JOB:
Retype all material exactly. Pictures stay out of the copy.

──────────

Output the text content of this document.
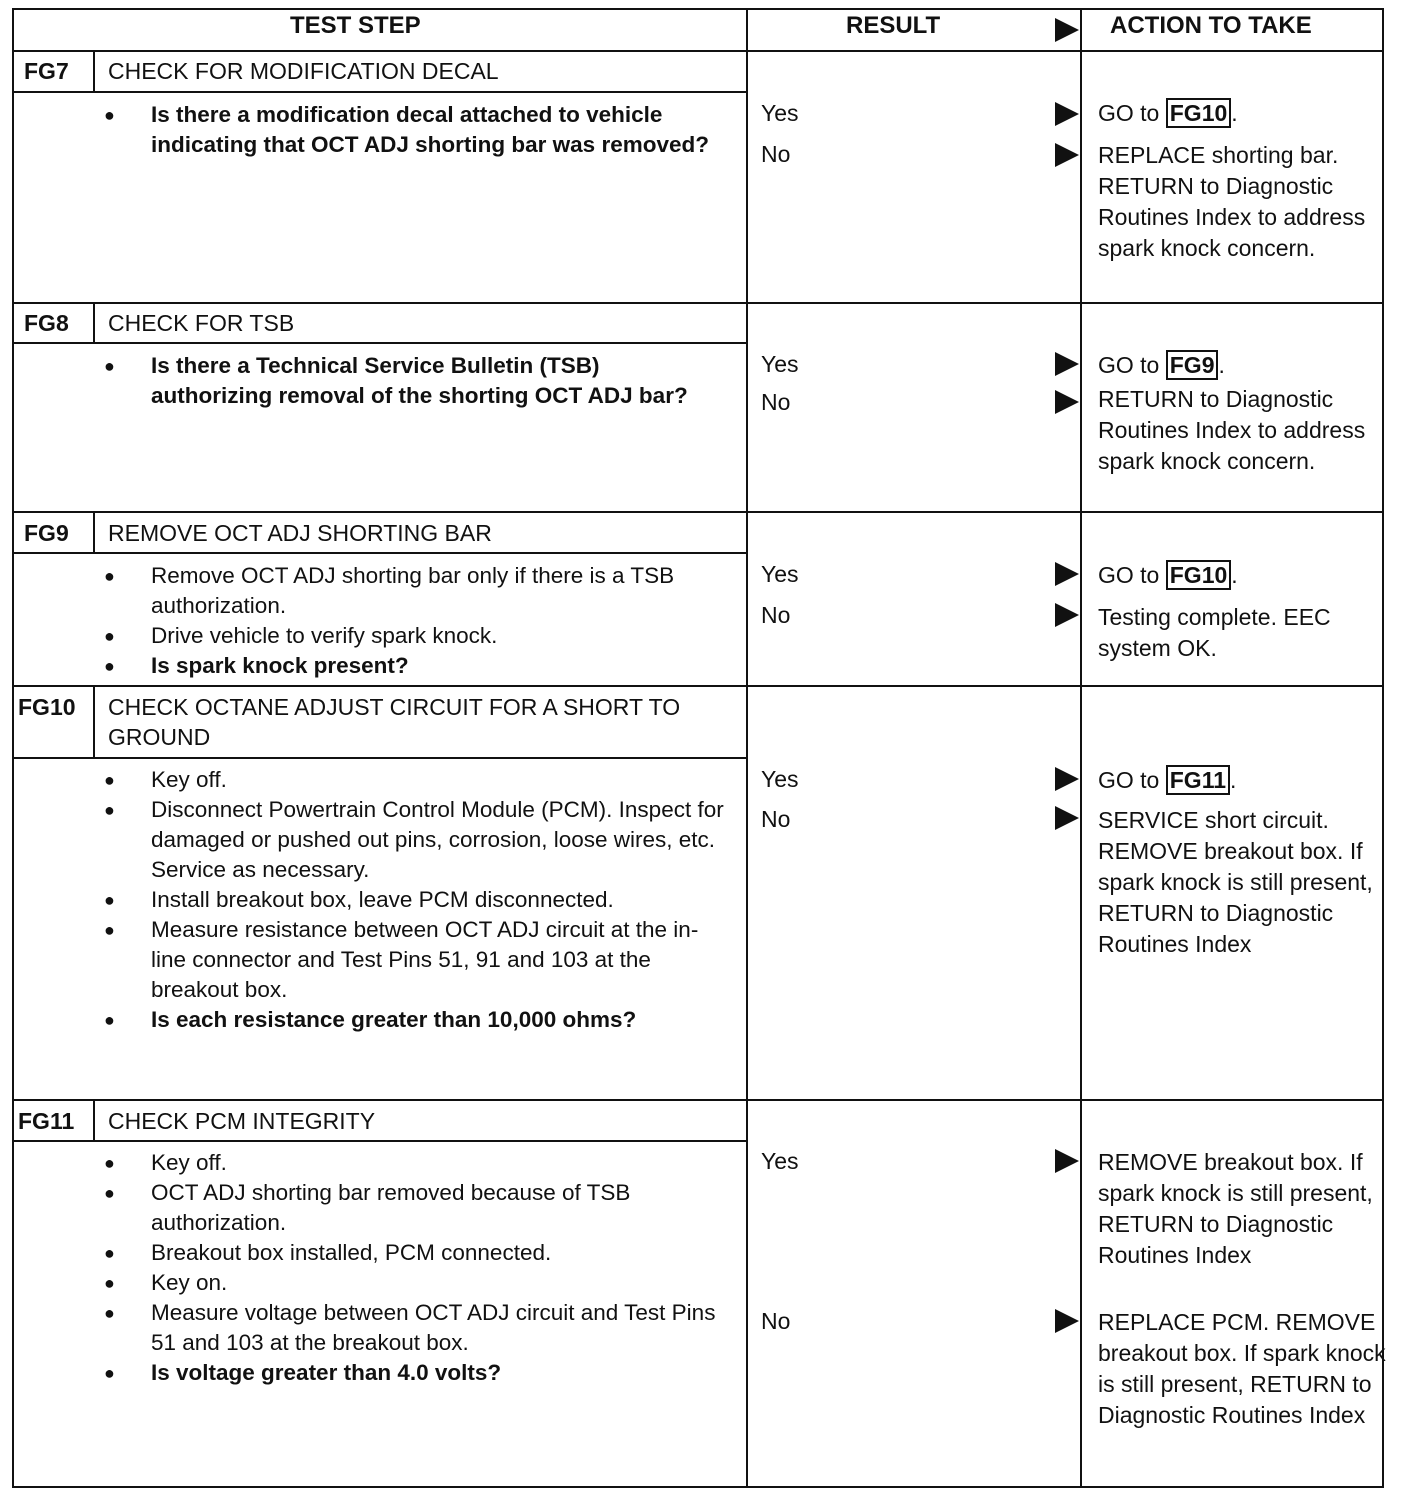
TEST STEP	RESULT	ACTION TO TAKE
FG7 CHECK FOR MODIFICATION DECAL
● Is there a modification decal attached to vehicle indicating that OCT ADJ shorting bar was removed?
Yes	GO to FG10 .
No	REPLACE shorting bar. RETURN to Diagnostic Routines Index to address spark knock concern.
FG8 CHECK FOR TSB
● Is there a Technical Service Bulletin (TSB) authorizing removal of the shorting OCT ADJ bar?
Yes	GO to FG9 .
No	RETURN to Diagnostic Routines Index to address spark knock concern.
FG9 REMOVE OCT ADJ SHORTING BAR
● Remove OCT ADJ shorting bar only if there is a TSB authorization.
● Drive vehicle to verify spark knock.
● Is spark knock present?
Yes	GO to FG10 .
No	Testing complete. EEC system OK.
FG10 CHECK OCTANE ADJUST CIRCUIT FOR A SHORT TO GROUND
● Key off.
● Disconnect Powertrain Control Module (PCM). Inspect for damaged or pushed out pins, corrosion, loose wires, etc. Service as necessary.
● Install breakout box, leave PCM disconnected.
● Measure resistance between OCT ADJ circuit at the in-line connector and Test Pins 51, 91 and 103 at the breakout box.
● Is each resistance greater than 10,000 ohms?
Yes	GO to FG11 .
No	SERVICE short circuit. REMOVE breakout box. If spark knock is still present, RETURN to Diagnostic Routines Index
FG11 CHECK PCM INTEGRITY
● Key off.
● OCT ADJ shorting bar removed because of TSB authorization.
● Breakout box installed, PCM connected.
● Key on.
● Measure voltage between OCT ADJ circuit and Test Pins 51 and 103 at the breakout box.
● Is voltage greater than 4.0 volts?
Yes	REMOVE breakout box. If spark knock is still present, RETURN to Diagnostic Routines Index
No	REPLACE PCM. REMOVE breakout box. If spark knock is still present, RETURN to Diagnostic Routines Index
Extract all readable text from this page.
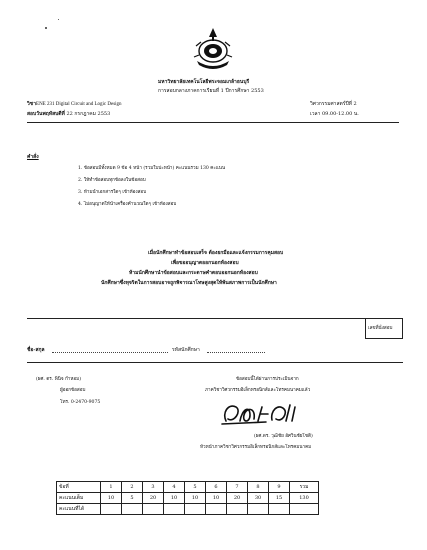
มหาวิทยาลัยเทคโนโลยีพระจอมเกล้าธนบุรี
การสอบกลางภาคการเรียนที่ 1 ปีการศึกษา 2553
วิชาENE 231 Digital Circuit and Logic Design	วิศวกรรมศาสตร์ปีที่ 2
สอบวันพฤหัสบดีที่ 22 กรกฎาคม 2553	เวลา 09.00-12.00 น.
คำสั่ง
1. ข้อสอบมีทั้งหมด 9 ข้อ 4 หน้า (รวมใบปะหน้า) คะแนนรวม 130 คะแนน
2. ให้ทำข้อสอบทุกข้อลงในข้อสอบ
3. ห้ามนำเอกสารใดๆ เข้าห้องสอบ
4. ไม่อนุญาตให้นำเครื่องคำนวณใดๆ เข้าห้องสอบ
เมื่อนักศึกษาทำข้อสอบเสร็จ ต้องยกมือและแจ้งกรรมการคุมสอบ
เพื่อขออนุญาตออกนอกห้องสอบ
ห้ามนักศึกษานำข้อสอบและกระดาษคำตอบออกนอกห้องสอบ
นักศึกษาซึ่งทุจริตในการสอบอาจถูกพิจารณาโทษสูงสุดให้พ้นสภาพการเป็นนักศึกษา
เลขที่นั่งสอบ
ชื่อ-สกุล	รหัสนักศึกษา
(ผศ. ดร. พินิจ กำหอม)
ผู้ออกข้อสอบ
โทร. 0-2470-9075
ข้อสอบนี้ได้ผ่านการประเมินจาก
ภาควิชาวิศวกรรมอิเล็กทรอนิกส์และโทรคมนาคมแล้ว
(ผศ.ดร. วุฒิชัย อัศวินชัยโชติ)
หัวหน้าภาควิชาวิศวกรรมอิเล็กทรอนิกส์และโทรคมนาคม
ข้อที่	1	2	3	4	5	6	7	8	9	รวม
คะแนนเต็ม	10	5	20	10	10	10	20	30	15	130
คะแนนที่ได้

──────────

RESPONSE FOR THIS EXERCISE:
Output the text content of this document.
TEST STEP	RESULT	ACTION TO TAKE
FG7 CHECK FOR MODIFICATION DECAL
● Is there a modification decal attached to vehicle indicating that OCT ADJ shorting bar was removed?
Yes	GO to FG10 .
No	REPLACE shorting bar. RETURN to Diagnostic Routines Index to address spark knock concern.
FG8 CHECK FOR TSB
● Is there a Technical Service Bulletin (TSB) authorizing removal of the shorting OCT ADJ bar?
Yes	GO to FG9 .
No	RETURN to Diagnostic Routines Index to address spark knock concern.
FG9 REMOVE OCT ADJ SHORTING BAR
● Remove OCT ADJ shorting bar only if there is a TSB authorization.
● Drive vehicle to verify spark knock.
● Is spark knock present?
Yes	GO to FG10 .
No	Testing complete. EEC system OK.
FG10 CHECK OCTANE ADJUST CIRCUIT FOR A SHORT TO GROUND
● Key off.
● Disconnect Powertrain Control Module (PCM). Inspect for damaged or pushed out pins, corrosion, loose wires, etc. Service as necessary.
● Install breakout box, leave PCM disconnected.
● Measure resistance between OCT ADJ circuit at the in-line connector and Test Pins 51, 91 and 103 at the breakout box.
● Is each resistance greater than 10,000 ohms?
Yes	GO to FG11 .
No	SERVICE short circuit. REMOVE breakout box. If spark knock is still present, RETURN to Diagnostic Routines Index
FG11 CHECK PCM INTEGRITY
● Key off.
● OCT ADJ shorting bar removed because of TSB authorization.
● Breakout box installed, PCM connected.
● Key on.
● Measure voltage between OCT ADJ circuit and Test Pins 51 and 103 at the breakout box.
● Is voltage greater than 4.0 volts?
Yes	REMOVE breakout box. If spark knock is still present, RETURN to Diagnostic Routines Index
No	REPLACE PCM. REMOVE breakout box. If spark knock is still present, RETURN to Diagnostic Routines Index
Extract all readable text from this page.
มหาวิทยาลัยเทคโนโลยีพระจอมเกล้าธนบุรี
การสอบกลางภาคการเรียนที่ 1 ปีการศึกษา 2553
วิชาENE 231 Digital Circuit and Logic Design	วิศวกรรมศาสตร์ปีที่ 2
สอบวันพฤหัสบดีที่ 22 กรกฎาคม 2553	เวลา 09.00-12.00 น.
คำสั่ง
1. ข้อสอบมีทั้งหมด 9 ข้อ 4 หน้า (รวมใบปะหน้า) คะแนนรวม 130 คะแนน
2. ให้ทำข้อสอบทุกข้อลงในข้อสอบ
3. ห้ามนำเอกสารใดๆ เข้าห้องสอบ
4. ไม่อนุญาตให้นำเครื่องคำนวณใดๆ เข้าห้องสอบ
เมื่อนักศึกษาทำข้อสอบเสร็จ ต้องยกมือและแจ้งกรรมการคุมสอบ
เพื่อขออนุญาตออกนอกห้องสอบ
ห้ามนักศึกษานำข้อสอบและกระดาษคำตอบออกนอกห้องสอบ
นักศึกษาซึ่งทุจริตในการสอบอาจถูกพิจารณาโทษสูงสุดให้พ้นสภาพการเป็นนักศึกษา
เลขที่นั่งสอบ
ชื่อ-สกุล	รหัสนักศึกษา
(ผศ. ดร. พินิจ กำหอม)
ผู้ออกข้อสอบ
โทร. 0-2470-9075
ข้อสอบนี้ได้ผ่านการประเมินจาก
ภาควิชาวิศวกรรมอิเล็กทรอนิกส์และโทรคมนาคมแล้ว
(ผศ.ดร. วุฒิชัย อัศวินชัยโชติ)
หัวหน้าภาควิชาวิศวกรรมอิเล็กทรอนิกส์และโทรคมนาคม
ข้อที่	1	2	3	4	5	6	7	8	9	รวม
คะแนนเต็ม	10	5	20	10	10	10	20	30	15	130
คะแนนที่ได้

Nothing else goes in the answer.